Instructions for the task:
Emit the data below verbatim, stripping out any pictures.

[Records about charts and figures]
(begin)
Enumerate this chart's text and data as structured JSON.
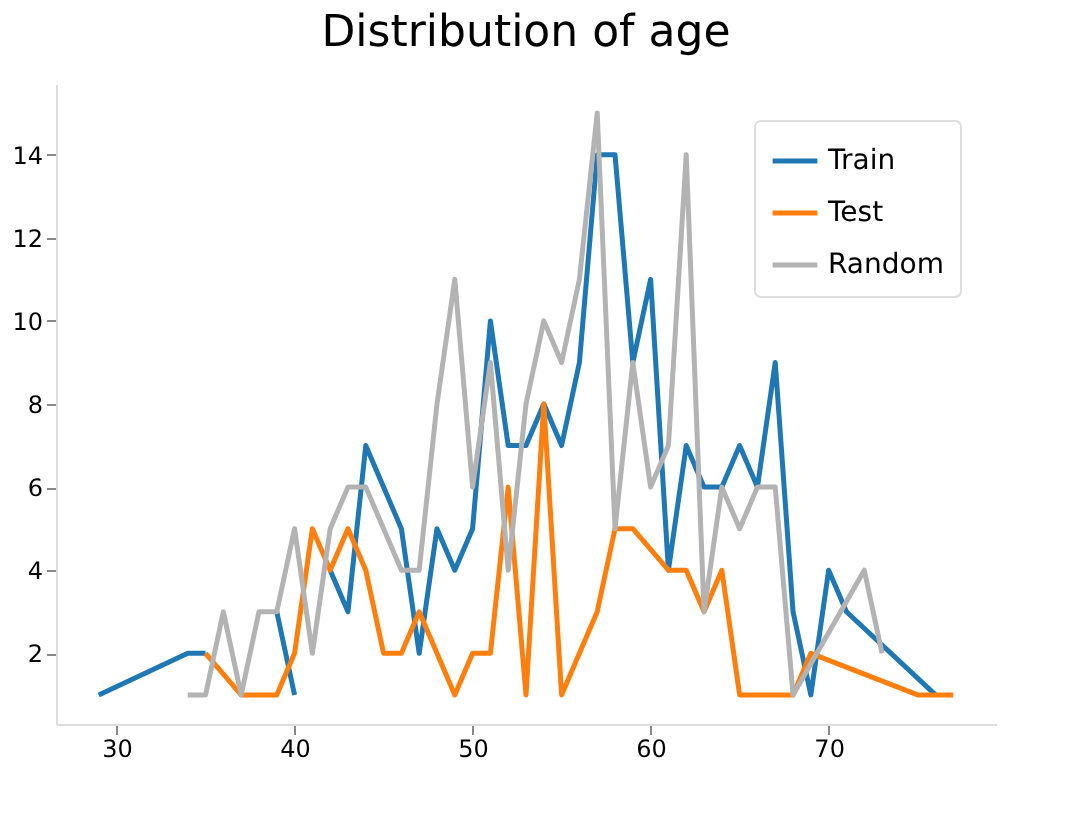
{
  "chart_data": {
    "type": "line",
    "title": "Distribution of age",
    "series": [
      {
        "name": "Train",
        "color": "#1f77b4",
        "x": [
          29,
          34,
          35,
          37,
          38,
          39,
          40,
          41,
          42,
          43,
          44,
          46,
          47,
          48,
          49,
          50,
          51,
          52,
          53,
          54,
          55,
          56,
          57,
          58,
          59,
          60,
          61,
          62,
          63,
          64,
          65,
          66,
          67,
          68,
          69,
          70,
          71,
          76
        ],
        "values": [
          1,
          2,
          2,
          null,
          null,
          3,
          1,
          null,
          4,
          3,
          7,
          5,
          2,
          5,
          4,
          5,
          10,
          7,
          7,
          8,
          7,
          9,
          14,
          14,
          9,
          11,
          4,
          7,
          6,
          6,
          7,
          6,
          9,
          3,
          1,
          4,
          3,
          1
        ]
      },
      {
        "name": "Test",
        "color": "#ff7f0e",
        "x": [
          35,
          37,
          38,
          39,
          40,
          41,
          42,
          43,
          44,
          45,
          46,
          47,
          48,
          49,
          50,
          51,
          52,
          53,
          54,
          55,
          56,
          57,
          58,
          59,
          61,
          62,
          63,
          64,
          65,
          68,
          69,
          75,
          77
        ],
        "values": [
          2,
          1,
          1,
          1,
          2,
          5,
          4,
          5,
          4,
          2,
          2,
          3,
          2,
          1,
          2,
          2,
          6,
          1,
          8,
          1,
          2,
          3,
          5,
          5,
          4,
          4,
          3,
          4,
          1,
          1,
          2,
          1,
          1
        ]
      },
      {
        "name": "Random",
        "color": "#b3b3b3",
        "x": [
          34,
          35,
          36,
          37,
          38,
          39,
          40,
          41,
          42,
          43,
          44,
          46,
          47,
          48,
          49,
          50,
          51,
          52,
          53,
          54,
          55,
          56,
          57,
          58,
          59,
          60,
          61,
          62,
          63,
          64,
          65,
          66,
          67,
          68,
          72,
          73
        ],
        "values": [
          1,
          1,
          3,
          1,
          3,
          3,
          5,
          2,
          5,
          6,
          6,
          4,
          4,
          8,
          11,
          6,
          9,
          4,
          8,
          10,
          9,
          11,
          15,
          5,
          9,
          6,
          7,
          14,
          3,
          6,
          5,
          6,
          6,
          1,
          4,
          2
        ]
      }
    ],
    "xlim": [
      26.6,
      79.4
    ],
    "xticks": [
      30,
      40,
      50,
      60,
      70
    ],
    "ylim": [
      0.3,
      15.7
    ],
    "yticks": [
      2,
      4,
      6,
      8,
      10,
      12,
      14
    ],
    "grid": false,
    "legend": "top right",
    "line_style": "solid"
  }
}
(end)
Finished answer:
Enumerate this chart's text and data as structured JSON.
{
  "chart_data": {
    "type": "line",
    "title": "Distribution of age",
    "series": [
      {
        "name": "Train",
        "color": "#1f77b4",
        "x": [
          29,
          34,
          35,
          37,
          38,
          39,
          40,
          41,
          42,
          43,
          44,
          46,
          47,
          48,
          49,
          50,
          51,
          52,
          53,
          54,
          55,
          56,
          57,
          58,
          59,
          60,
          61,
          62,
          63,
          64,
          65,
          66,
          67,
          68,
          69,
          70,
          71,
          76
        ],
        "values": [
          1,
          2,
          2,
          null,
          null,
          3,
          1,
          null,
          4,
          3,
          7,
          5,
          2,
          5,
          4,
          5,
          10,
          7,
          7,
          8,
          7,
          9,
          14,
          14,
          9,
          11,
          4,
          7,
          6,
          6,
          7,
          6,
          9,
          3,
          1,
          4,
          3,
          1
        ]
      },
      {
        "name": "Test",
        "color": "#ff7f0e",
        "x": [
          35,
          37,
          38,
          39,
          40,
          41,
          42,
          43,
          44,
          45,
          46,
          47,
          48,
          49,
          50,
          51,
          52,
          53,
          54,
          55,
          56,
          57,
          58,
          59,
          61,
          62,
          63,
          64,
          65,
          68,
          69,
          75,
          77
        ],
        "values": [
          2,
          1,
          1,
          1,
          2,
          5,
          4,
          5,
          4,
          2,
          2,
          3,
          2,
          1,
          2,
          2,
          6,
          1,
          8,
          1,
          2,
          3,
          5,
          5,
          4,
          4,
          3,
          4,
          1,
          1,
          2,
          1,
          1
        ]
      },
      {
        "name": "Random",
        "color": "#b3b3b3",
        "x": [
          34,
          35,
          36,
          37,
          38,
          39,
          40,
          41,
          42,
          43,
          44,
          46,
          47,
          48,
          49,
          50,
          51,
          52,
          53,
          54,
          55,
          56,
          57,
          58,
          59,
          60,
          61,
          62,
          63,
          64,
          65,
          66,
          67,
          68,
          72,
          73
        ],
        "values": [
          1,
          1,
          3,
          1,
          3,
          3,
          5,
          2,
          5,
          6,
          6,
          4,
          4,
          8,
          11,
          6,
          9,
          4,
          8,
          10,
          9,
          11,
          15,
          5,
          9,
          6,
          7,
          14,
          3,
          6,
          5,
          6,
          6,
          1,
          4,
          2
        ]
      }
    ],
    "xlim": [
      26.6,
      79.4
    ],
    "xticks": [
      30,
      40,
      50,
      60,
      70
    ],
    "ylim": [
      0.3,
      15.7
    ],
    "yticks": [
      2,
      4,
      6,
      8,
      10,
      12,
      14
    ],
    "grid": false,
    "legend": "top right",
    "line_style": "solid"
  }
}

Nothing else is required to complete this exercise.